-- Start --
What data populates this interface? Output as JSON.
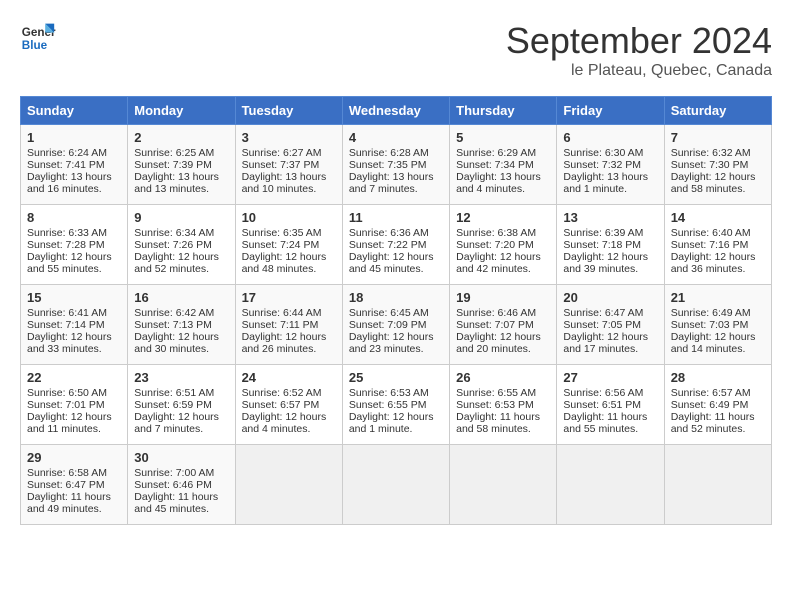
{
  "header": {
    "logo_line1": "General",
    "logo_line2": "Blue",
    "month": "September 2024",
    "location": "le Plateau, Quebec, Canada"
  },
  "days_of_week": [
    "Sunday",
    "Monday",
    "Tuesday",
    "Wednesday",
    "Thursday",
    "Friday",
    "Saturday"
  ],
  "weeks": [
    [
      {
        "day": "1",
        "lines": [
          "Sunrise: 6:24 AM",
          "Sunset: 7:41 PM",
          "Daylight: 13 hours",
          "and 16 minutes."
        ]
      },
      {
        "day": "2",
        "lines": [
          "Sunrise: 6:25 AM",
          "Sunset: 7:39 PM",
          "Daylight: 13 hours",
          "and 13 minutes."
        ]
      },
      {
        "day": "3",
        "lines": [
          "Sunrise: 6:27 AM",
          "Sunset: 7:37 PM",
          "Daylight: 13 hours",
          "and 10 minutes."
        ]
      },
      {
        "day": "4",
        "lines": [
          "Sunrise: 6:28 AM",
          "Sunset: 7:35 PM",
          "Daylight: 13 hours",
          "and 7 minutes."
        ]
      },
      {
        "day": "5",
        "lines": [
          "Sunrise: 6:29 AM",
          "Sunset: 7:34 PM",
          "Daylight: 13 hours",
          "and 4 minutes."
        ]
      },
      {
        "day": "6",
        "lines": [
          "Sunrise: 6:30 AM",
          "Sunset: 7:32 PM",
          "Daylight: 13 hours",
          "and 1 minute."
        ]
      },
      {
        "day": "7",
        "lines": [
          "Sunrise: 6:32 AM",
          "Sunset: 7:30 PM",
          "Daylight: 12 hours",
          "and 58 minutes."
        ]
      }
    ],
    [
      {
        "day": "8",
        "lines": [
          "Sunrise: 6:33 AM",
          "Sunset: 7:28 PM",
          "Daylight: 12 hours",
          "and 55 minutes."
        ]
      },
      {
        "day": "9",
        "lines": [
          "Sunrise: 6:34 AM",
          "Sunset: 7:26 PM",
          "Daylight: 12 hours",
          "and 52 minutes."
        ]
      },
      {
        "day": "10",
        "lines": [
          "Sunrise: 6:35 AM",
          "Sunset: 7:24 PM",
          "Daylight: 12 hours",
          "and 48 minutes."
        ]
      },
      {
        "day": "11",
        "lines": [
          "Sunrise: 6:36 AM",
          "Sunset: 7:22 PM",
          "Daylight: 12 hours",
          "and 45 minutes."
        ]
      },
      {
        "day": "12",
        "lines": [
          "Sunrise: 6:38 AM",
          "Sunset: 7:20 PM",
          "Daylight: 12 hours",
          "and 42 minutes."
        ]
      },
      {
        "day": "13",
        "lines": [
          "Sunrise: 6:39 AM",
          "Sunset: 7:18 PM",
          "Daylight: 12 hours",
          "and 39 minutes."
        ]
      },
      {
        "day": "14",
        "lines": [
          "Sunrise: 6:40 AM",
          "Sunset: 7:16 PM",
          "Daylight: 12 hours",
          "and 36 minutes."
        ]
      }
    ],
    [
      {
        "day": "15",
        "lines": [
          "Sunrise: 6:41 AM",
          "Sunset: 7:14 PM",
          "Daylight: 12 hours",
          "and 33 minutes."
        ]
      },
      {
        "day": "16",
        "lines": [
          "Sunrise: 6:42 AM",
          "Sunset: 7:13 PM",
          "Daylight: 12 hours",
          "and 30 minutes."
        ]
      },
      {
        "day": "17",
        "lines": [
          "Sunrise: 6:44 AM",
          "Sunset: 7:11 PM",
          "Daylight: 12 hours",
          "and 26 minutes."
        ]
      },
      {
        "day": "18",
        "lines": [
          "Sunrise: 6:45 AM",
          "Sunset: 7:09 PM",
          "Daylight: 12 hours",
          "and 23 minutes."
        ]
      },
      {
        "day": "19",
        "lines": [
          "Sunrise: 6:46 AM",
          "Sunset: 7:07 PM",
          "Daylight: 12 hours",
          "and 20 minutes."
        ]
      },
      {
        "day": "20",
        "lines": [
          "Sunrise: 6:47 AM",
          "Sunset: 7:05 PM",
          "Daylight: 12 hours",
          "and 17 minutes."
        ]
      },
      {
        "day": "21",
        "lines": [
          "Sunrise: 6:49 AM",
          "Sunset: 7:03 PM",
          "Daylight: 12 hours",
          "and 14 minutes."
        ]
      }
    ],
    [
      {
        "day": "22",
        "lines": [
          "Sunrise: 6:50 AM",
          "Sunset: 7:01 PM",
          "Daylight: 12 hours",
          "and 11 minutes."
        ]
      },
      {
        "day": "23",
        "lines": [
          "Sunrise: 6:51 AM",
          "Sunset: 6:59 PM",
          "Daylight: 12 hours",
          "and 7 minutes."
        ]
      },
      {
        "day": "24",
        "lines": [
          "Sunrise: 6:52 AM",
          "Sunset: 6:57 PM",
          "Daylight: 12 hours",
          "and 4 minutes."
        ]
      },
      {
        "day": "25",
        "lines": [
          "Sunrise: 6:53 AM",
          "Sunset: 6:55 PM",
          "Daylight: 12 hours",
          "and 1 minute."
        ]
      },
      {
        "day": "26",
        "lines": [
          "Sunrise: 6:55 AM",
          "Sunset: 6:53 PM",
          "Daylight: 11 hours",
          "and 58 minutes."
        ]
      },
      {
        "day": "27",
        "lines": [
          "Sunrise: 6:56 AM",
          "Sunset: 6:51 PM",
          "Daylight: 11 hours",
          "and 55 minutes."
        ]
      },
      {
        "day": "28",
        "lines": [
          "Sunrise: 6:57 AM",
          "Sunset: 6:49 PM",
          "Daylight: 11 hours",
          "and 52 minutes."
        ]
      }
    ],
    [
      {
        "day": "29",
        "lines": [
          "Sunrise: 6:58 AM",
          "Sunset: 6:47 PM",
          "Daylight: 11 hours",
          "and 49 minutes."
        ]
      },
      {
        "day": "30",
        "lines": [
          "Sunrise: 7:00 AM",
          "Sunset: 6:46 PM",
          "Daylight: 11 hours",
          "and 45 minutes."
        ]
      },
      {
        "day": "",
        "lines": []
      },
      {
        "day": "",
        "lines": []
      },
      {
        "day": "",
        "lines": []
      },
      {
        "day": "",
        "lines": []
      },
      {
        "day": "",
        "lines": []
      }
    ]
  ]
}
-- End --
-- Start --
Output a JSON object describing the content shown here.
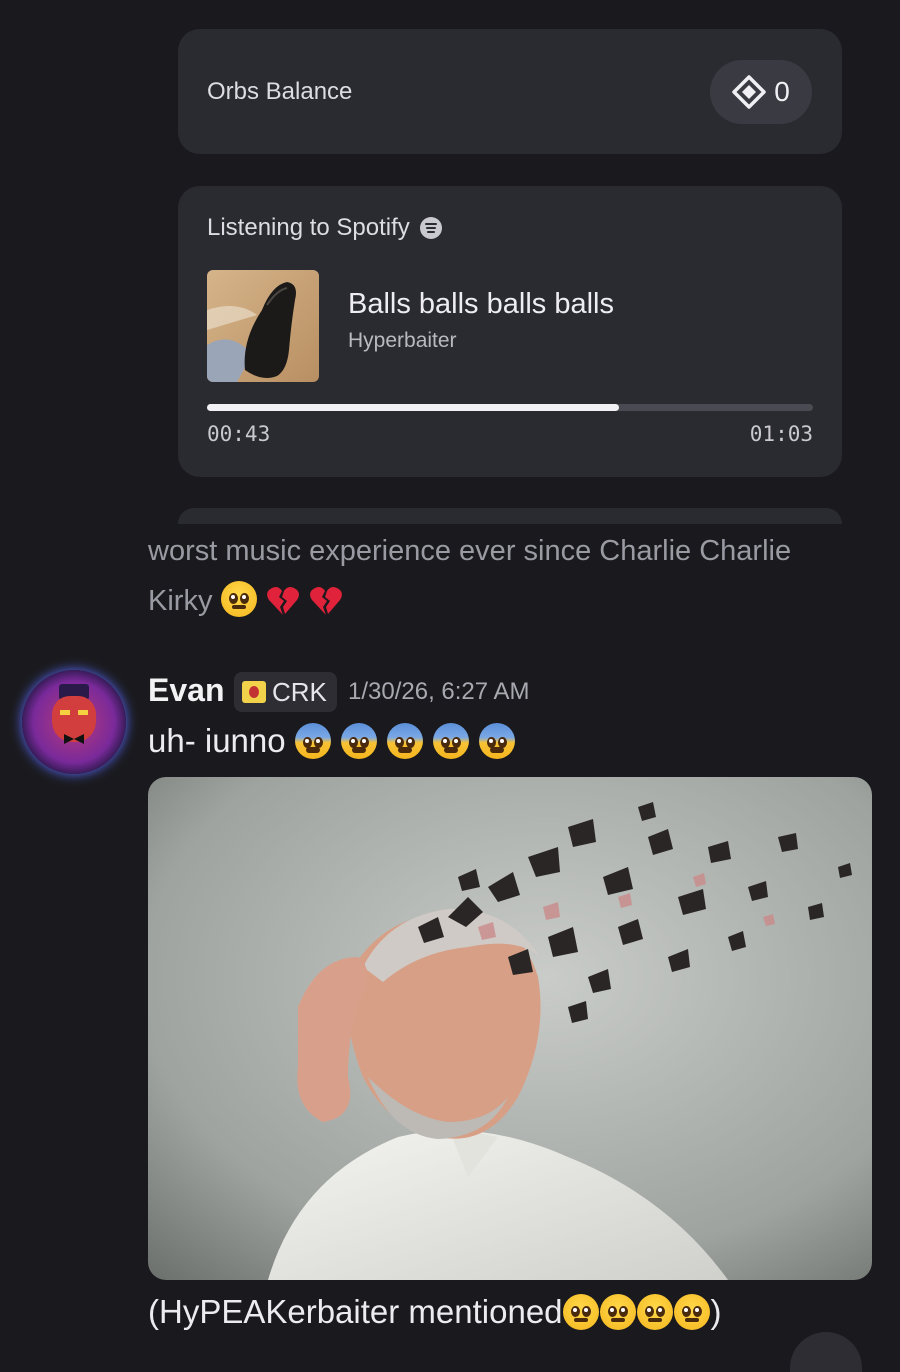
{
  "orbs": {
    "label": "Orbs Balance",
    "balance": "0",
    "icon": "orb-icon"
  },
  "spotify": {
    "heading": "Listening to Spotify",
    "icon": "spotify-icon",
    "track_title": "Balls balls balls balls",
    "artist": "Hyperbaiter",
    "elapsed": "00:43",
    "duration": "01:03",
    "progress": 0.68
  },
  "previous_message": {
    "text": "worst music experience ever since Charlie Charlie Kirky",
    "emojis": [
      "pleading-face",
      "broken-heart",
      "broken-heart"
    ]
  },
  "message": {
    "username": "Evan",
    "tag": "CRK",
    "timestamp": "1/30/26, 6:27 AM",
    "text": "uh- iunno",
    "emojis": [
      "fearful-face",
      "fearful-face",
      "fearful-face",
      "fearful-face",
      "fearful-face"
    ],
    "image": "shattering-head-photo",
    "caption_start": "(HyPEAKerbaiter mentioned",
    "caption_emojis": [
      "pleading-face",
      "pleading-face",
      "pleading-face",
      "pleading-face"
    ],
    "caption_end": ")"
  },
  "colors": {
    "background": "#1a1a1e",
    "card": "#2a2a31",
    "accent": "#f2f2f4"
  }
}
-- End --
• [TASK REQUIREMENTS]: Select and copy every line of the material that holds the string "Output".

• [ANSWER FOR THE TASK]:
What data populates this interface? Output as JSON.
Output a JSON object describing the content shown here.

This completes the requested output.